Written problem:
Present the lines from the first one through the line containing "x-tick-label: 08/06 (271, 533, 283, 561)" as a numbered list, leaving out any blank lines.

(Layout dataset entries)
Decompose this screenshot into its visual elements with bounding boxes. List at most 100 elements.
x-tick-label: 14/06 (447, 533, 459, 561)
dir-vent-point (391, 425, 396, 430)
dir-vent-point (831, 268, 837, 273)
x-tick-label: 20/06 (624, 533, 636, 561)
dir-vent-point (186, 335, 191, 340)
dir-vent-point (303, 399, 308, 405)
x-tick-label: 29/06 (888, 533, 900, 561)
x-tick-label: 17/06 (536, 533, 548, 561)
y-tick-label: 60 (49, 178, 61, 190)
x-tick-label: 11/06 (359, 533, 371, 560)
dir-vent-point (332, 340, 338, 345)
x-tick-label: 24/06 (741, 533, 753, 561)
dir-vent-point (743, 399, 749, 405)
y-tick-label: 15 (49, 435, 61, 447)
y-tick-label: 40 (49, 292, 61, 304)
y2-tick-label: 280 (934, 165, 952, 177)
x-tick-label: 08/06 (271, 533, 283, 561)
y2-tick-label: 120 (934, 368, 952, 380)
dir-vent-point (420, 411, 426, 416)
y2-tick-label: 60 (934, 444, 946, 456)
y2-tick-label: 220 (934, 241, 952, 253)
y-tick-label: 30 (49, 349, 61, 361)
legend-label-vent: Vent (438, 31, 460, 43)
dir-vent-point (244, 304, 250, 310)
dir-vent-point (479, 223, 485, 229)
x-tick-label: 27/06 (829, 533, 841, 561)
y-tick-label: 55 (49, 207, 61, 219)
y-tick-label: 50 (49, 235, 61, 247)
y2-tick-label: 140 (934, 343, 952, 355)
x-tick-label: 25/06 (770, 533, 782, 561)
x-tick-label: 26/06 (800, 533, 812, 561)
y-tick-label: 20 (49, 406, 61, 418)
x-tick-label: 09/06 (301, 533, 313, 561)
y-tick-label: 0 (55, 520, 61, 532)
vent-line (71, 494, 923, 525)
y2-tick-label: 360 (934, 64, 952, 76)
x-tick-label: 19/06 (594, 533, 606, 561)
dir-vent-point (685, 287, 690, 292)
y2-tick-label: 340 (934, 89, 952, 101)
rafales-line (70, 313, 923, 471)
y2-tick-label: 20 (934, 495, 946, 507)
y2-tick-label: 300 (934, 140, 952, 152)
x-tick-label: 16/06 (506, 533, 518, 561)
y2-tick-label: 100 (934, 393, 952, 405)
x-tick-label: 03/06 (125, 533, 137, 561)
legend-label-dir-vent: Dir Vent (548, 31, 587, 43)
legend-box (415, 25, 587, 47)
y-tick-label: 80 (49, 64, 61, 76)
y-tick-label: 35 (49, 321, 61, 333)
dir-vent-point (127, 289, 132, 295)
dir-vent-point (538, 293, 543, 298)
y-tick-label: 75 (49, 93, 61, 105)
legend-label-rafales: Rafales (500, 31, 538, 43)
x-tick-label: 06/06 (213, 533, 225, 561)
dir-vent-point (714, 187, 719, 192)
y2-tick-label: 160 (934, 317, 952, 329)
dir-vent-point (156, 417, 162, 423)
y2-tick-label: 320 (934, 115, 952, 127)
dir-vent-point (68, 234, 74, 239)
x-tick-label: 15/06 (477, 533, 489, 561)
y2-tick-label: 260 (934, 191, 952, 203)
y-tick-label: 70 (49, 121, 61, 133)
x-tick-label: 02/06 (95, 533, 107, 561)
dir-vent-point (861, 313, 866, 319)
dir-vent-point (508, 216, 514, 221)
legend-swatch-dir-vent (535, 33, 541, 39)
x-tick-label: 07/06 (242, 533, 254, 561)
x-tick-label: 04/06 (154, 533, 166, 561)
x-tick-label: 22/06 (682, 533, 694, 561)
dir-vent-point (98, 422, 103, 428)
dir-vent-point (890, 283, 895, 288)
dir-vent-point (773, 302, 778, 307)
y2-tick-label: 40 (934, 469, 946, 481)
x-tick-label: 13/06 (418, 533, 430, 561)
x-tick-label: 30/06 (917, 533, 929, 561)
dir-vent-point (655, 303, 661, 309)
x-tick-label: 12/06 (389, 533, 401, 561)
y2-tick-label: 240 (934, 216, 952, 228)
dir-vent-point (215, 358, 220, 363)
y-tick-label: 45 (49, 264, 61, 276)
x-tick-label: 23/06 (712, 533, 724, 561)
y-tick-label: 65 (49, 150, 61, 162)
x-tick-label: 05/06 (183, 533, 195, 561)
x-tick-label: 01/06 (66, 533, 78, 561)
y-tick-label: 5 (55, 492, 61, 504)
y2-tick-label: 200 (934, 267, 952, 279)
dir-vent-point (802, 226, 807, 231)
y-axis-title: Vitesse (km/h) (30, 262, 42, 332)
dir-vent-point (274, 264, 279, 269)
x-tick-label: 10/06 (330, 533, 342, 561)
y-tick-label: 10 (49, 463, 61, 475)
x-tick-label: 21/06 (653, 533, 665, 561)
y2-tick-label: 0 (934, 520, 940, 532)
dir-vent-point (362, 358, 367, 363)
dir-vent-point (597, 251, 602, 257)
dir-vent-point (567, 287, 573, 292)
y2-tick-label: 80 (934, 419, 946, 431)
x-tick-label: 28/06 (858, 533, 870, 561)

Solution for this problem:
1. Decompose this screenshot into its visual elements with bounding boxes. List at most 100 elements.
2. x-tick-label: 14/06 (447, 533, 459, 561)
3. dir-vent-point (391, 425, 396, 430)
4. dir-vent-point (831, 268, 837, 273)
5. x-tick-label: 20/06 (624, 533, 636, 561)
6. dir-vent-point (186, 335, 191, 340)
7. dir-vent-point (303, 399, 308, 405)
8. x-tick-label: 29/06 (888, 533, 900, 561)
9. x-tick-label: 17/06 (536, 533, 548, 561)
10. y-tick-label: 60 (49, 178, 61, 190)
11. x-tick-label: 11/06 (359, 533, 371, 560)
12. dir-vent-point (332, 340, 338, 345)
13. x-tick-label: 24/06 (741, 533, 753, 561)
14. dir-vent-point (743, 399, 749, 405)
15. y-tick-label: 15 (49, 435, 61, 447)
16. y-tick-label: 40 (49, 292, 61, 304)
17. y2-tick-label: 280 (934, 165, 952, 177)
18. x-tick-label: 08/06 (271, 533, 283, 561)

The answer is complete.